— start of Data in this exercise —
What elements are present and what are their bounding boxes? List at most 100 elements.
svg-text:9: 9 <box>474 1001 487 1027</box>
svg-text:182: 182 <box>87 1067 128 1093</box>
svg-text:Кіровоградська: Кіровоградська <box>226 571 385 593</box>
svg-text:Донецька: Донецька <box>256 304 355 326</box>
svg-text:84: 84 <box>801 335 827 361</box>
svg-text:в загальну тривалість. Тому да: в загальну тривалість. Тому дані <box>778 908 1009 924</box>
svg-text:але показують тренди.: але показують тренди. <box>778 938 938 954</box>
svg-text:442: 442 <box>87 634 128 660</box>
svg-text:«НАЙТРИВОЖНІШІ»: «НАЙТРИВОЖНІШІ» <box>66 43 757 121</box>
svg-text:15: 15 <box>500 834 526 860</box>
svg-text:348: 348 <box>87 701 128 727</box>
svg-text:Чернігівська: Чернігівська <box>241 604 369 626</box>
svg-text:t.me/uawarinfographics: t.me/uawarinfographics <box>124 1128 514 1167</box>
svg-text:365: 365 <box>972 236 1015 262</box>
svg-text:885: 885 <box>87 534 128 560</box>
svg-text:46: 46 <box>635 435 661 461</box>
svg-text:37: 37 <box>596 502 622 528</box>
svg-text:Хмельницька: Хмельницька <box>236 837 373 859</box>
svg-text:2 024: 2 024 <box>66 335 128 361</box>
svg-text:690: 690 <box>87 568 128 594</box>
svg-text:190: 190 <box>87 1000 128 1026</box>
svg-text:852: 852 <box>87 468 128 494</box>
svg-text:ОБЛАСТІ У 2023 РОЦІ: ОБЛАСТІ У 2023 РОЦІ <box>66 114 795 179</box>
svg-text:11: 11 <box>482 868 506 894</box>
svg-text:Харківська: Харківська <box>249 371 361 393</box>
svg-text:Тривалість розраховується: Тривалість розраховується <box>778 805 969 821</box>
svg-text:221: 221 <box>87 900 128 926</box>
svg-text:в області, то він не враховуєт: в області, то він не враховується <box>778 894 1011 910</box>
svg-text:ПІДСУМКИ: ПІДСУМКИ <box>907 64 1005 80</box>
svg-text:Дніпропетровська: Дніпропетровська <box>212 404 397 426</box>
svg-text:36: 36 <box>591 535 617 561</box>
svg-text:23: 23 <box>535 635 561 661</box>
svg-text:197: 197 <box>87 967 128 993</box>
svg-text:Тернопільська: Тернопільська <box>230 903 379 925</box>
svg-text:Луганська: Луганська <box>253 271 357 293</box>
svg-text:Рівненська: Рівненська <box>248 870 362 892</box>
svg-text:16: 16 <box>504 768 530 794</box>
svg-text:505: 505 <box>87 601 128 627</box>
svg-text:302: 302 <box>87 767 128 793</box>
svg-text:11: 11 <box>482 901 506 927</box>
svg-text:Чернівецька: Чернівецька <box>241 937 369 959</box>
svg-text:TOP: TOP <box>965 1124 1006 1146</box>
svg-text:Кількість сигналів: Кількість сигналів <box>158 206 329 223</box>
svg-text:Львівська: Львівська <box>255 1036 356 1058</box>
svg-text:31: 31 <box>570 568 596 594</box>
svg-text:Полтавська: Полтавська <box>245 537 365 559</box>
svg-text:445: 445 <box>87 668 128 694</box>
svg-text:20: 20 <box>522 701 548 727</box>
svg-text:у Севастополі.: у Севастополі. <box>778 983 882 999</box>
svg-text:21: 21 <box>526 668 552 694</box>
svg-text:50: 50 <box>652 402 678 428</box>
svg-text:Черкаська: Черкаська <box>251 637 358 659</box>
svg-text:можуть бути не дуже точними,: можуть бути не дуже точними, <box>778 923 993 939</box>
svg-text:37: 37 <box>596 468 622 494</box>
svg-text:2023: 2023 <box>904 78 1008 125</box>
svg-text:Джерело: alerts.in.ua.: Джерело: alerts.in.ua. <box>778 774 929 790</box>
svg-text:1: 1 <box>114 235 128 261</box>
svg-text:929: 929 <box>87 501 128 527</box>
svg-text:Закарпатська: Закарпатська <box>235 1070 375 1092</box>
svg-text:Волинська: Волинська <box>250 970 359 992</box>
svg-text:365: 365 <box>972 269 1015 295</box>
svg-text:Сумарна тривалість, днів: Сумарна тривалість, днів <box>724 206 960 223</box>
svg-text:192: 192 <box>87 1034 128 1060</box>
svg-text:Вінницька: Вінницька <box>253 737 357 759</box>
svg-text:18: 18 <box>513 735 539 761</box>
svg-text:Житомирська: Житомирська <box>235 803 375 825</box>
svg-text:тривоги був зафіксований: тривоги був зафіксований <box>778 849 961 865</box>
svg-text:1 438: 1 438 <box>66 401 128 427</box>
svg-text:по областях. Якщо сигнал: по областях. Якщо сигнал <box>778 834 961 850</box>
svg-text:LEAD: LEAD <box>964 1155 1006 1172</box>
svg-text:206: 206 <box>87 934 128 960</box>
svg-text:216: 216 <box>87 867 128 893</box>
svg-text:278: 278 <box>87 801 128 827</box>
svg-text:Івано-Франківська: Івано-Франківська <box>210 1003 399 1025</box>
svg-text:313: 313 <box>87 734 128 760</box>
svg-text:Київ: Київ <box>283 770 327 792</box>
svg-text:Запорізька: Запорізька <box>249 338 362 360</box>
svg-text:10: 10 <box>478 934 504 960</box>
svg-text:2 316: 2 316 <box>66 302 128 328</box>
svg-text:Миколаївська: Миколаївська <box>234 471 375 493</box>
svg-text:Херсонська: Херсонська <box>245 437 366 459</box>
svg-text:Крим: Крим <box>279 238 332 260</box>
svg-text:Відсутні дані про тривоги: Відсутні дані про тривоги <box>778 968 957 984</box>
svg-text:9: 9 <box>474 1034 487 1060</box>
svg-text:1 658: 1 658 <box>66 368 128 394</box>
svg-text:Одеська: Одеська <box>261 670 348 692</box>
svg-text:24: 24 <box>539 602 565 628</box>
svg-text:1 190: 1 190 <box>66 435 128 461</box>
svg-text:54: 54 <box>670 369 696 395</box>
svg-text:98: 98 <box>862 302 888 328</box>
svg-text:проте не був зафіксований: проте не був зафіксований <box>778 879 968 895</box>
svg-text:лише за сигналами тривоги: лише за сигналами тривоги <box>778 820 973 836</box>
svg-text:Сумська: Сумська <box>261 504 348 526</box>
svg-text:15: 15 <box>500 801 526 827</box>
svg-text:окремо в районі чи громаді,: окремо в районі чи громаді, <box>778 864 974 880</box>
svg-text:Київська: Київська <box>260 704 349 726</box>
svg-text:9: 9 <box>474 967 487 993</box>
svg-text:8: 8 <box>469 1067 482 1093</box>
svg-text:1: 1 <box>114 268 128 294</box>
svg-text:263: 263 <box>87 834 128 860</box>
— end of Data in this exercise —
-- Set task --
Please repeat the material above with each "Кіровоградська" changed to "Kirovohradska" and everything else left as it is.

-- Reply --
What elements are present and what are their bounding boxes? List at most 100 elements.
svg-text:9: 9 <box>474 1001 487 1027</box>
svg-text:182: 182 <box>87 1067 128 1093</box>
svg-text:Kirovohradska: Kirovohradska <box>226 571 385 593</box>
svg-text:Донецька: Донецька <box>256 304 355 326</box>
svg-text:84: 84 <box>801 335 827 361</box>
svg-text:в загальну тривалість. Тому да: в загальну тривалість. Тому дані <box>778 908 1009 924</box>
svg-text:але показують тренди.: але показують тренди. <box>778 938 938 954</box>
svg-text:442: 442 <box>87 634 128 660</box>
svg-text:«НАЙТРИВОЖНІШІ»: «НАЙТРИВОЖНІШІ» <box>66 43 757 121</box>
svg-text:15: 15 <box>500 834 526 860</box>
svg-text:348: 348 <box>87 701 128 727</box>
svg-text:Чернігівська: Чернігівська <box>241 604 369 626</box>
svg-text:t.me/uawarinfographics: t.me/uawarinfographics <box>124 1128 514 1167</box>
svg-text:365: 365 <box>972 236 1015 262</box>
svg-text:885: 885 <box>87 534 128 560</box>
svg-text:46: 46 <box>635 435 661 461</box>
svg-text:37: 37 <box>596 502 622 528</box>
svg-text:Хмельницька: Хмельницька <box>236 837 373 859</box>
svg-text:2 024: 2 024 <box>66 335 128 361</box>
svg-text:690: 690 <box>87 568 128 594</box>
svg-text:190: 190 <box>87 1000 128 1026</box>
svg-text:852: 852 <box>87 468 128 494</box>
svg-text:ОБЛАСТІ У 2023 РОЦІ: ОБЛАСТІ У 2023 РОЦІ <box>66 114 795 179</box>
svg-text:11: 11 <box>482 868 506 894</box>
svg-text:Харківська: Харківська <box>249 371 361 393</box>
svg-text:Тривалість розраховується: Тривалість розраховується <box>778 805 969 821</box>
svg-text:221: 221 <box>87 900 128 926</box>
svg-text:в області, то він не враховуєт: в області, то він не враховується <box>778 894 1011 910</box>
svg-text:ПІДСУМКИ: ПІДСУМКИ <box>907 64 1005 80</box>
svg-text:Дніпропетровська: Дніпропетровська <box>212 404 397 426</box>
svg-text:36: 36 <box>591 535 617 561</box>
svg-text:23: 23 <box>535 635 561 661</box>
svg-text:197: 197 <box>87 967 128 993</box>
svg-text:Тернопільська: Тернопільська <box>230 903 379 925</box>
svg-text:Луганська: Луганська <box>253 271 357 293</box>
svg-text:Рівненська: Рівненська <box>248 870 362 892</box>
svg-text:16: 16 <box>504 768 530 794</box>
svg-text:505: 505 <box>87 601 128 627</box>
svg-text:302: 302 <box>87 767 128 793</box>
svg-text:11: 11 <box>482 901 506 927</box>
svg-text:Чернівецька: Чернівецька <box>241 937 369 959</box>
svg-text:TOP: TOP <box>965 1124 1006 1146</box>
svg-text:Кількість сигналів: Кількість сигналів <box>158 206 329 223</box>
svg-text:Львівська: Львівська <box>255 1036 356 1058</box>
svg-text:31: 31 <box>570 568 596 594</box>
svg-text:Полтавська: Полтавська <box>245 537 365 559</box>
svg-text:445: 445 <box>87 668 128 694</box>
svg-text:20: 20 <box>522 701 548 727</box>
svg-text:у Севастополі.: у Севастополі. <box>778 983 882 999</box>
svg-text:21: 21 <box>526 668 552 694</box>
svg-text:50: 50 <box>652 402 678 428</box>
svg-text:Черкаська: Черкаська <box>251 637 358 659</box>
svg-text:можуть бути не дуже точними,: можуть бути не дуже точними, <box>778 923 993 939</box>
svg-text:37: 37 <box>596 468 622 494</box>
svg-text:2023: 2023 <box>904 78 1008 125</box>
svg-text:Джерело: alerts.in.ua.: Джерело: alerts.in.ua. <box>778 774 929 790</box>
svg-text:1: 1 <box>114 235 128 261</box>
svg-text:929: 929 <box>87 501 128 527</box>
svg-text:Закарпатська: Закарпатська <box>235 1070 375 1092</box>
svg-text:Волинська: Волинська <box>250 970 359 992</box>
svg-text:365: 365 <box>972 269 1015 295</box>
svg-text:Сумарна тривалість, днів: Сумарна тривалість, днів <box>724 206 960 223</box>
svg-text:192: 192 <box>87 1034 128 1060</box>
svg-text:Вінницька: Вінницька <box>253 737 357 759</box>
svg-text:18: 18 <box>513 735 539 761</box>
svg-text:Житомирська: Житомирська <box>235 803 375 825</box>
svg-text:тривоги був зафіксований: тривоги був зафіксований <box>778 849 961 865</box>
svg-text:1 438: 1 438 <box>66 401 128 427</box>
svg-text:по областях. Якщо сигнал: по областях. Якщо сигнал <box>778 834 961 850</box>
svg-text:LEAD: LEAD <box>964 1155 1006 1172</box>
svg-text:206: 206 <box>87 934 128 960</box>
svg-text:216: 216 <box>87 867 128 893</box>
svg-text:278: 278 <box>87 801 128 827</box>
svg-text:Івано-Франківська: Івано-Франківська <box>210 1003 399 1025</box>
svg-text:313: 313 <box>87 734 128 760</box>
svg-text:Київ: Київ <box>283 770 327 792</box>
svg-text:Запорізька: Запорізька <box>249 338 362 360</box>
svg-text:10: 10 <box>478 934 504 960</box>
svg-text:2 316: 2 316 <box>66 302 128 328</box>
svg-text:Миколаївська: Миколаївська <box>234 471 375 493</box>
svg-text:Херсонська: Херсонська <box>245 437 366 459</box>
svg-text:Крим: Крим <box>279 238 332 260</box>
svg-text:Відсутні дані про тривоги: Відсутні дані про тривоги <box>778 968 957 984</box>
svg-text:9: 9 <box>474 1034 487 1060</box>
svg-text:1 658: 1 658 <box>66 368 128 394</box>
svg-text:Одеська: Одеська <box>261 670 348 692</box>
svg-text:24: 24 <box>539 602 565 628</box>
svg-text:1 190: 1 190 <box>66 435 128 461</box>
svg-text:54: 54 <box>670 369 696 395</box>
svg-text:98: 98 <box>862 302 888 328</box>
svg-text:проте не був зафіксований: проте не був зафіксований <box>778 879 968 895</box>
svg-text:лише за сигналами тривоги: лише за сигналами тривоги <box>778 820 973 836</box>
svg-text:Сумська: Сумська <box>261 504 348 526</box>
svg-text:15: 15 <box>500 801 526 827</box>
svg-text:окремо в районі чи громаді,: окремо в районі чи громаді, <box>778 864 974 880</box>
svg-text:Київська: Київська <box>260 704 349 726</box>
svg-text:9: 9 <box>474 967 487 993</box>
svg-text:8: 8 <box>469 1067 482 1093</box>
svg-text:1: 1 <box>114 268 128 294</box>
svg-text:263: 263 <box>87 834 128 860</box>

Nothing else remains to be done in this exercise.